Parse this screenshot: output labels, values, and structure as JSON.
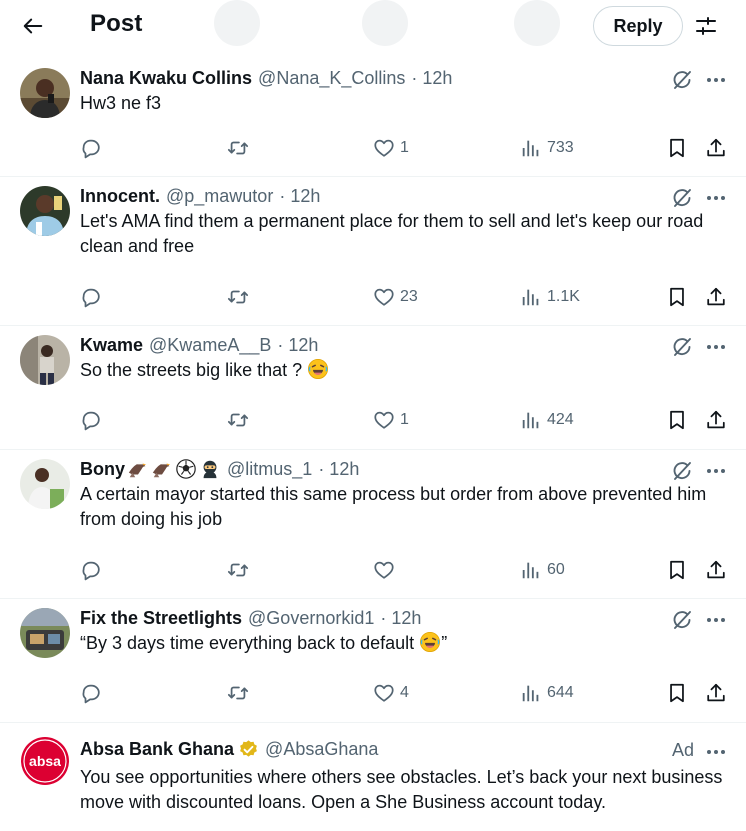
{
  "header": {
    "title": "Post",
    "reply_label": "Reply"
  },
  "tweets": [
    {
      "name": "Nana Kwaku Collins",
      "handle": "@Nana_K_Collins",
      "time": "· 12h",
      "text": "Hw3 ne f3",
      "likes": "1",
      "views": "733"
    },
    {
      "name": "Innocent.",
      "handle": "@p_mawutor",
      "time": "· 12h",
      "text": "Let's AMA find them a permanent place for them to sell and let's keep our road clean and free",
      "likes": "23",
      "views": "1.1K"
    },
    {
      "name": "Kwame",
      "handle": "@KwameA__B",
      "time": "· 12h",
      "text": "So the streets big like that ?",
      "likes": "1",
      "views": "424"
    },
    {
      "name": "Bony",
      "handle": "@litmus_1",
      "time": "· 12h",
      "text": "A certain mayor started this same process but order from above prevented him from doing his job",
      "likes": "",
      "views": "60"
    },
    {
      "name": "Fix the Streetlights",
      "handle": "@Governorkid1",
      "time": "· 12h",
      "text": "“By 3 days time everything back to default",
      "text_end": "”",
      "likes": "4",
      "views": "644"
    }
  ],
  "ad": {
    "name": "Absa Bank Ghana",
    "handle": "@AbsaGhana",
    "label": "Ad",
    "logo_text": "absa",
    "text": "You see opportunities where others see obstacles. Let’s back your next business move with discounted loans. Open a She Business account today."
  },
  "colors": {
    "text": "#0f1419",
    "secondary": "#536471",
    "divider": "#eff3f4",
    "absa_red": "#dc0032",
    "verified_gold": "#e2b719"
  },
  "icons": [
    "back-arrow-icon",
    "settings-sliders-icon",
    "grok-icon",
    "more-icon",
    "reply-icon",
    "retweet-icon",
    "like-icon",
    "views-icon",
    "bookmark-icon",
    "share-icon",
    "laughing-emoji-icon",
    "verified-gold-badge-icon"
  ]
}
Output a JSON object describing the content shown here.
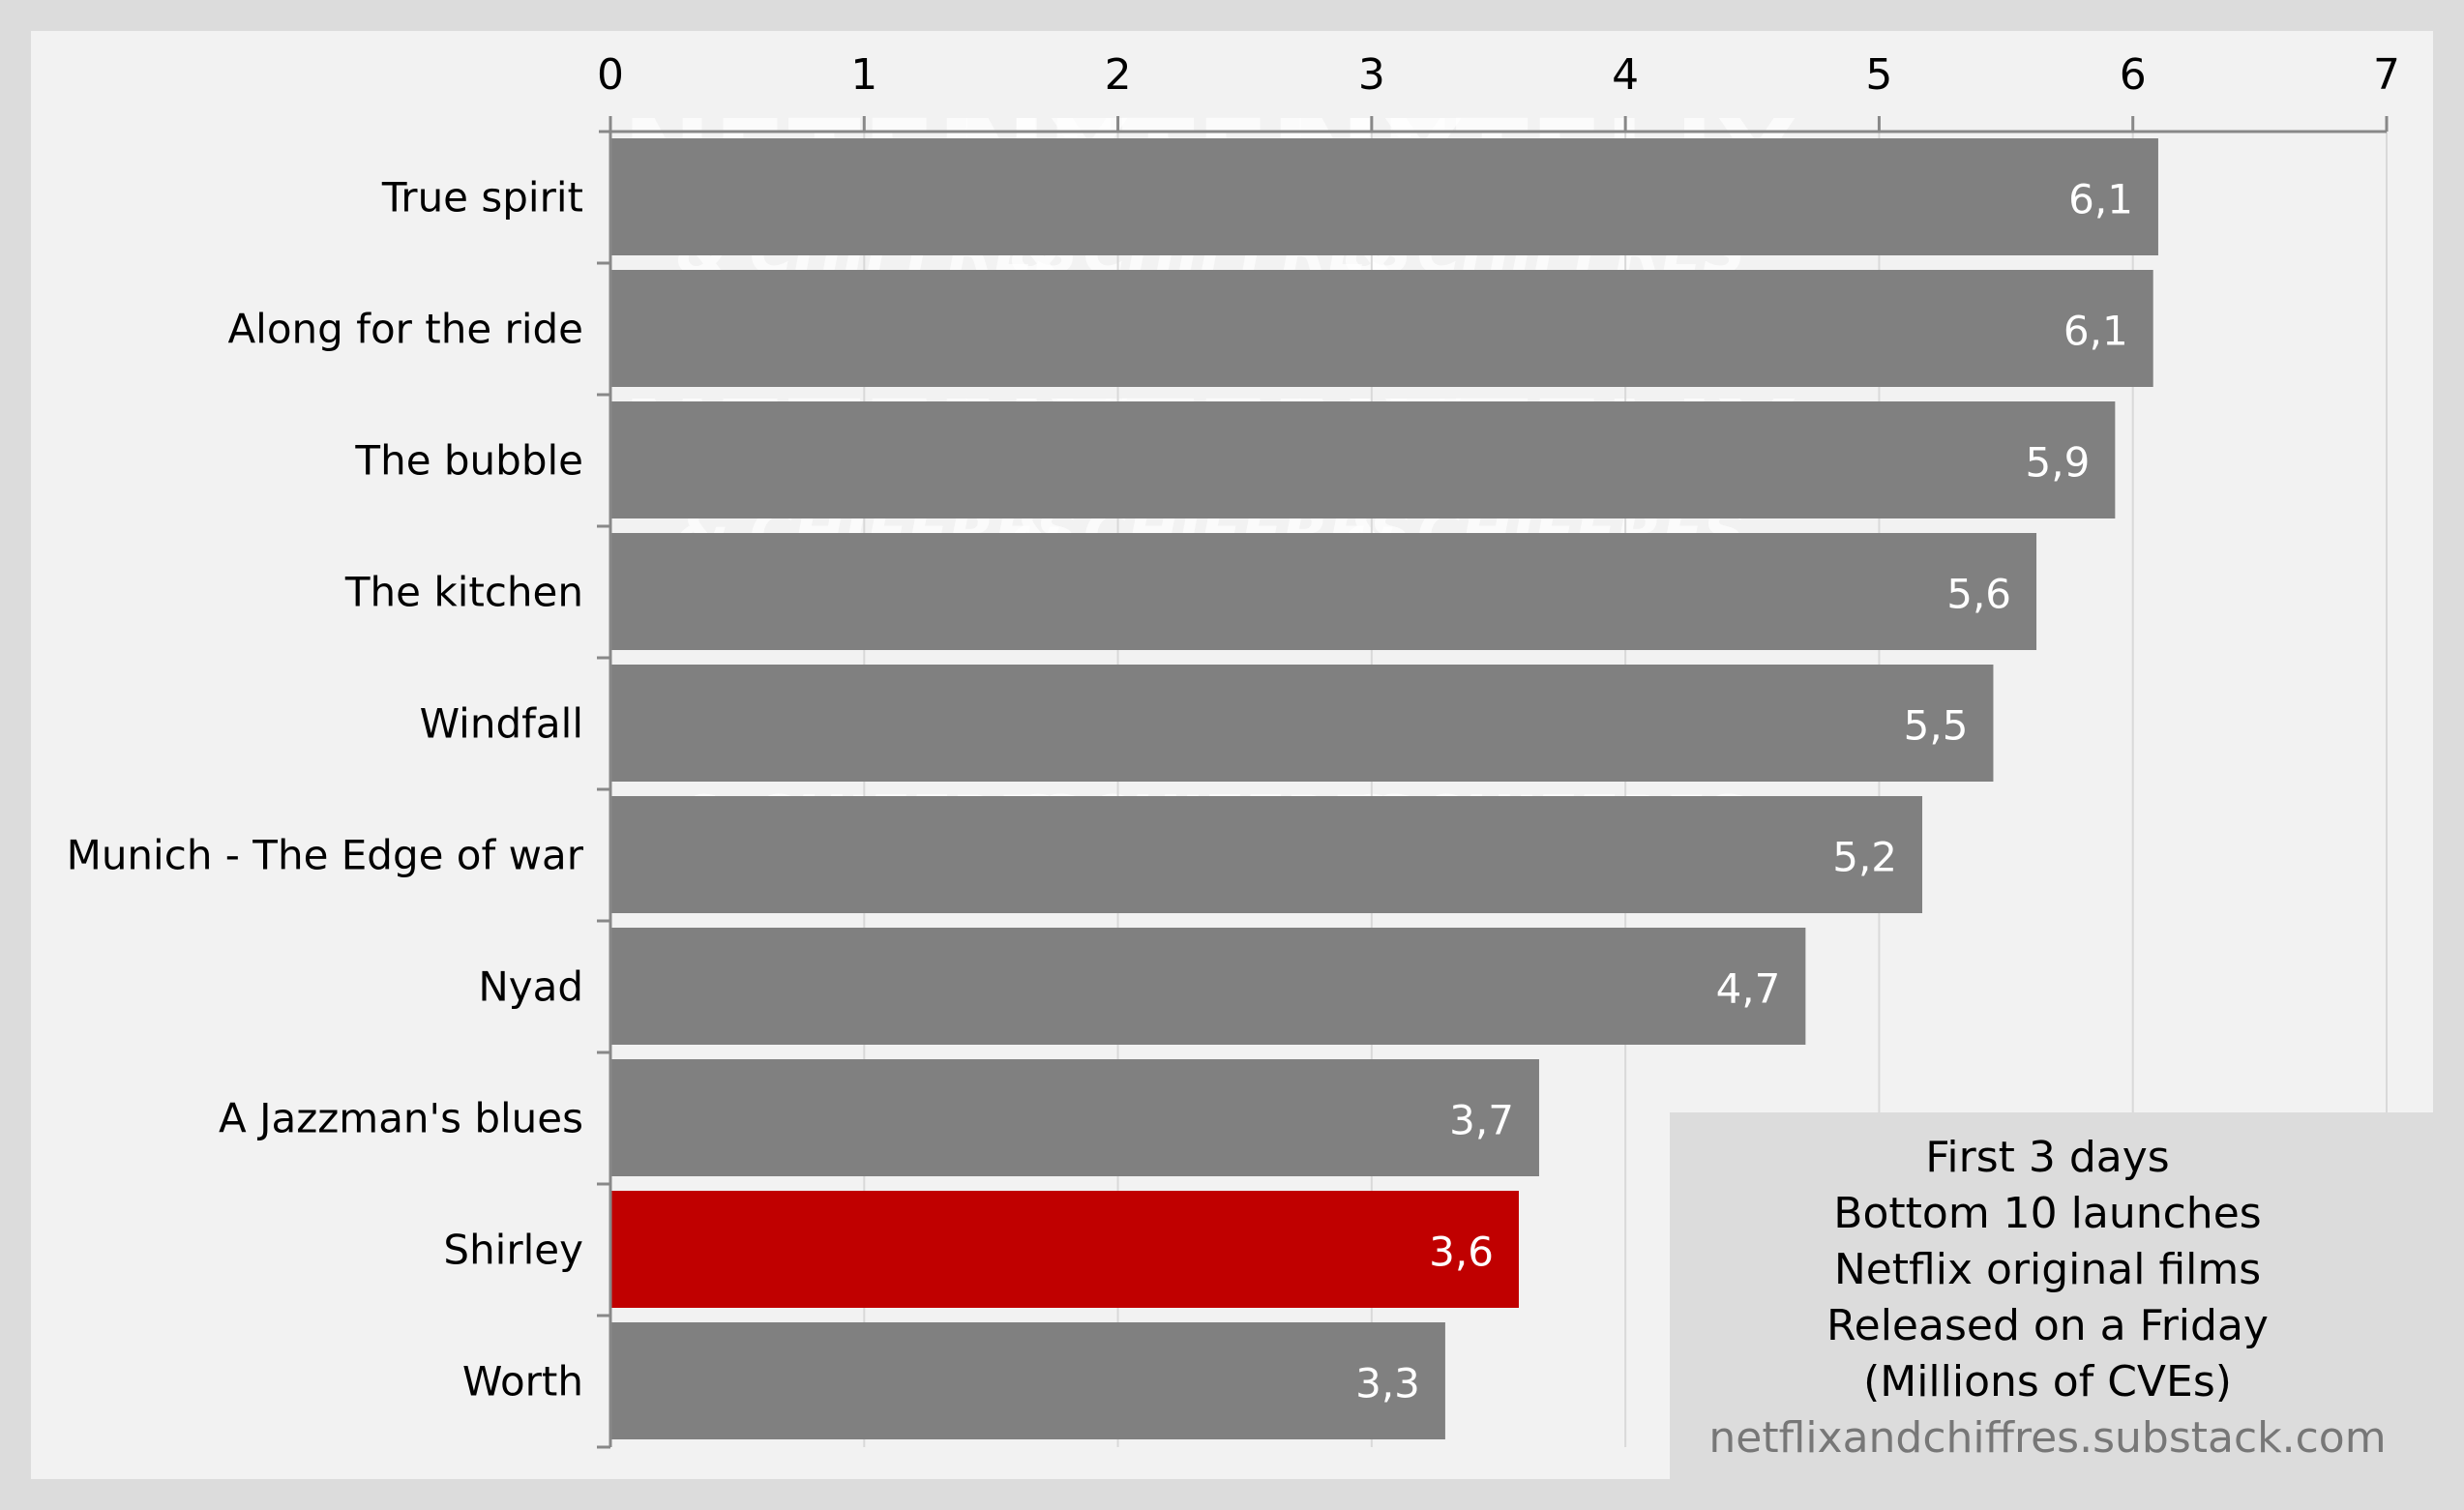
{
  "chart_data": {
    "type": "bar",
    "orientation": "horizontal",
    "title": "",
    "xlabel": "",
    "ylabel": "",
    "xlim": [
      0,
      7
    ],
    "x_ticks": [
      "0",
      "1",
      "2",
      "3",
      "4",
      "5",
      "6",
      "7"
    ],
    "x_axis_position": "top",
    "grid": true,
    "categories": [
      "True spirit",
      "Along for the ride",
      "The bubble",
      "The kitchen",
      "Windfall",
      "Munich - The Edge of war",
      "Nyad",
      "A Jazzman's blues",
      "Shirley",
      "Worth"
    ],
    "values": [
      6.1,
      6.08,
      5.93,
      5.62,
      5.45,
      5.17,
      4.71,
      3.66,
      3.58,
      3.29
    ],
    "data_labels": [
      "6,1",
      "6,1",
      "5,9",
      "5,6",
      "5,5",
      "5,2",
      "4,7",
      "3,7",
      "3,6",
      "3,3"
    ],
    "highlight_category": "Shirley",
    "colors": {
      "bar": "#808080",
      "highlight": "#c00000",
      "panel": "#f2f2f2",
      "background": "#dcdcdc",
      "axis": "#888888",
      "grid": "#d9d9d9"
    },
    "annotation_lines": [
      "First 3 days",
      "Bottom 10 launches",
      "Netflix original films",
      "Released on a Friday",
      "(Millions of CVEs)"
    ],
    "source": "netflixandchiffres.substack.com",
    "annotation_position": "bottom-right",
    "watermark": {
      "line1": "NETFLIX",
      "line2": "& CHIFFRES"
    }
  }
}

● ● ● ● ●

DIRECTIONS FOR THIS TASK ::
Determine how many lines include the word "values" and report that number by itself.

REPLY TO THE EXERCISE ::
2